▶ [AIM OF THE TASK] Write out the data again in full, exactly as it reads.

▶ [INPUT]
+ + +

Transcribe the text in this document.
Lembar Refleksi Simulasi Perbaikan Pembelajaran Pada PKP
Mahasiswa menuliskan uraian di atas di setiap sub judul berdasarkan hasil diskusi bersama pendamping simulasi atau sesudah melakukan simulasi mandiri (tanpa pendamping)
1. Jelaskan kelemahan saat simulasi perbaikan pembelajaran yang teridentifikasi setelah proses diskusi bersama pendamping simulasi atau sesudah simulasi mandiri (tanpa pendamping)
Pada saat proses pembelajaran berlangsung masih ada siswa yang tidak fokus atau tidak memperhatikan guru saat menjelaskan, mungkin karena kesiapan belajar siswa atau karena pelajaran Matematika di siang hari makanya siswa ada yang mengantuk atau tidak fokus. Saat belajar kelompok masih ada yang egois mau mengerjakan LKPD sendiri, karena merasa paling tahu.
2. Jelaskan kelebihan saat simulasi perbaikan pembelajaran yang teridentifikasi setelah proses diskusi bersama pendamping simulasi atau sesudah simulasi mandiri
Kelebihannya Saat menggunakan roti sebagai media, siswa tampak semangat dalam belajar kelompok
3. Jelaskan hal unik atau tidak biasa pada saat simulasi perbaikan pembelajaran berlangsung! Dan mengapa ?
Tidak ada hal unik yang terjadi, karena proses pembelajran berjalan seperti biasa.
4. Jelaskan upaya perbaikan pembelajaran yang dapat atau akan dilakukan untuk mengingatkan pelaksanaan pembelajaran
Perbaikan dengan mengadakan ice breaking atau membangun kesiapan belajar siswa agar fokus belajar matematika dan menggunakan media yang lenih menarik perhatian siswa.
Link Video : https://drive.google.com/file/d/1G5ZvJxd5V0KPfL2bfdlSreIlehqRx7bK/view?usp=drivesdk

+ + +

▶ [FINISHED ANSWER]
Transcribe the text in this document.
Lembar Refleksi Simulasi Perbaikan Pembelajaran Pada PKP
Mahasiswa menuliskan uraian di atas di setiap sub judul berdasarkan hasil diskusi bersama pendamping simulasi atau sesudah melakukan simulasi mandiri (tanpa pendamping)
1. Jelaskan kelemahan saat simulasi perbaikan pembelajaran yang teridentifikasi setelah proses diskusi bersama pendamping simulasi atau sesudah simulasi mandiri (tanpa pendamping)
Pada saat proses pembelajaran berlangsung masih ada siswa yang tidak fokus atau tidak memperhatikan guru saat menjelaskan, mungkin karena kesiapan belajar siswa atau karena pelajaran Matematika di siang hari makanya siswa ada yang mengantuk atau tidak fokus. Saat belajar kelompok masih ada yang egois mau mengerjakan LKPD sendiri, karena merasa paling tahu.
2. Jelaskan kelebihan saat simulasi perbaikan pembelajaran yang teridentifikasi setelah proses diskusi bersama pendamping simulasi atau sesudah simulasi mandiri
Kelebihannya Saat menggunakan roti sebagai media, siswa tampak semangat dalam belajar kelompok
3. Jelaskan hal unik atau tidak biasa pada saat simulasi perbaikan pembelajaran berlangsung! Dan mengapa ?
Tidak ada hal unik yang terjadi, karena proses pembelajran berjalan seperti biasa.
4. Jelaskan upaya perbaikan pembelajaran yang dapat atau akan dilakukan untuk mengingatkan pelaksanaan pembelajaran
Perbaikan dengan mengadakan ice breaking atau membangun kesiapan belajar siswa agar fokus belajar matematika dan menggunakan media yang lenih menarik perhatian siswa.
Link Video : https://drive.google.com/file/d/1G5ZvJxd5V0KPfL2bfdlSreIlehqRx7bK/view?usp=drivesdk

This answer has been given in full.